Start

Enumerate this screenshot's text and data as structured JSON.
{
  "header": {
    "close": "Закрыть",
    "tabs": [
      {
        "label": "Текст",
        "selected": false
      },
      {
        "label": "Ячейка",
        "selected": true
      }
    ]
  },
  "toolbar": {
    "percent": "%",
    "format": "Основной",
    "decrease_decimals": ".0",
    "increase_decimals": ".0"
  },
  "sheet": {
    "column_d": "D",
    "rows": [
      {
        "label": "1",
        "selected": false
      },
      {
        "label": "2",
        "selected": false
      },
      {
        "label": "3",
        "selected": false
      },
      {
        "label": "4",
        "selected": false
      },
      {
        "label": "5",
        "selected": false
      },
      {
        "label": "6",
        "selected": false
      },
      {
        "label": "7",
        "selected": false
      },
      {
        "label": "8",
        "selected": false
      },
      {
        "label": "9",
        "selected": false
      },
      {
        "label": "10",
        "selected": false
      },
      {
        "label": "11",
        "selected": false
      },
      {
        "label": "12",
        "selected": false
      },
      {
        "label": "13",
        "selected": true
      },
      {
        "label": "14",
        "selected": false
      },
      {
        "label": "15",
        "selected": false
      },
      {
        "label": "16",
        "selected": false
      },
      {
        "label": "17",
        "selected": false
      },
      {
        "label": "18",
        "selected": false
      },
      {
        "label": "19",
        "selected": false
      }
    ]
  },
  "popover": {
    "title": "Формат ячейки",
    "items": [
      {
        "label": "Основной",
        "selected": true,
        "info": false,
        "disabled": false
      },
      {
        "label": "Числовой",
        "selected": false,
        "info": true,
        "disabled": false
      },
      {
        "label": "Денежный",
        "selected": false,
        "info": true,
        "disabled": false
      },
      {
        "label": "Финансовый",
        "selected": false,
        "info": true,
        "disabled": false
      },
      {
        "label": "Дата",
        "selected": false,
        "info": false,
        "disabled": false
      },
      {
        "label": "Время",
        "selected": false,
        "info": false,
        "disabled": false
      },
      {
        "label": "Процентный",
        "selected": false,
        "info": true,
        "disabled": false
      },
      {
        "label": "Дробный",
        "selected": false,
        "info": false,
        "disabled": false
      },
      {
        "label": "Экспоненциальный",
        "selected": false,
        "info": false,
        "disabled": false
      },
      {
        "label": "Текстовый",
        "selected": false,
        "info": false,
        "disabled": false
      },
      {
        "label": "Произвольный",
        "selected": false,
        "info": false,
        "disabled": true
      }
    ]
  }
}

End

Your instructions:
Produce an exact copy of the whole listing.

Result of the task:
Enumerate this screenshot's text and data as structured JSON.
{
  "header": {
    "close": "Закрыть",
    "tabs": [
      {
        "label": "Текст",
        "selected": false
      },
      {
        "label": "Ячейка",
        "selected": true
      }
    ]
  },
  "toolbar": {
    "percent": "%",
    "format": "Основной",
    "decrease_decimals": ".0",
    "increase_decimals": ".0"
  },
  "sheet": {
    "column_d": "D",
    "rows": [
      {
        "label": "1",
        "selected": false
      },
      {
        "label": "2",
        "selected": false
      },
      {
        "label": "3",
        "selected": false
      },
      {
        "label": "4",
        "selected": false
      },
      {
        "label": "5",
        "selected": false
      },
      {
        "label": "6",
        "selected": false
      },
      {
        "label": "7",
        "selected": false
      },
      {
        "label": "8",
        "selected": false
      },
      {
        "label": "9",
        "selected": false
      },
      {
        "label": "10",
        "selected": false
      },
      {
        "label": "11",
        "selected": false
      },
      {
        "label": "12",
        "selected": false
      },
      {
        "label": "13",
        "selected": true
      },
      {
        "label": "14",
        "selected": false
      },
      {
        "label": "15",
        "selected": false
      },
      {
        "label": "16",
        "selected": false
      },
      {
        "label": "17",
        "selected": false
      },
      {
        "label": "18",
        "selected": false
      },
      {
        "label": "19",
        "selected": false
      }
    ]
  },
  "popover": {
    "title": "Формат ячейки",
    "items": [
      {
        "label": "Основной",
        "selected": true,
        "info": false,
        "disabled": false
      },
      {
        "label": "Числовой",
        "selected": false,
        "info": true,
        "disabled": false
      },
      {
        "label": "Денежный",
        "selected": false,
        "info": true,
        "disabled": false
      },
      {
        "label": "Финансовый",
        "selected": false,
        "info": true,
        "disabled": false
      },
      {
        "label": "Дата",
        "selected": false,
        "info": false,
        "disabled": false
      },
      {
        "label": "Время",
        "selected": false,
        "info": false,
        "disabled": false
      },
      {
        "label": "Процентный",
        "selected": false,
        "info": true,
        "disabled": false
      },
      {
        "label": "Дробный",
        "selected": false,
        "info": false,
        "disabled": false
      },
      {
        "label": "Экспоненциальный",
        "selected": false,
        "info": false,
        "disabled": false
      },
      {
        "label": "Текстовый",
        "selected": false,
        "info": false,
        "disabled": false
      },
      {
        "label": "Произвольный",
        "selected": false,
        "info": false,
        "disabled": true
      }
    ]
  }
}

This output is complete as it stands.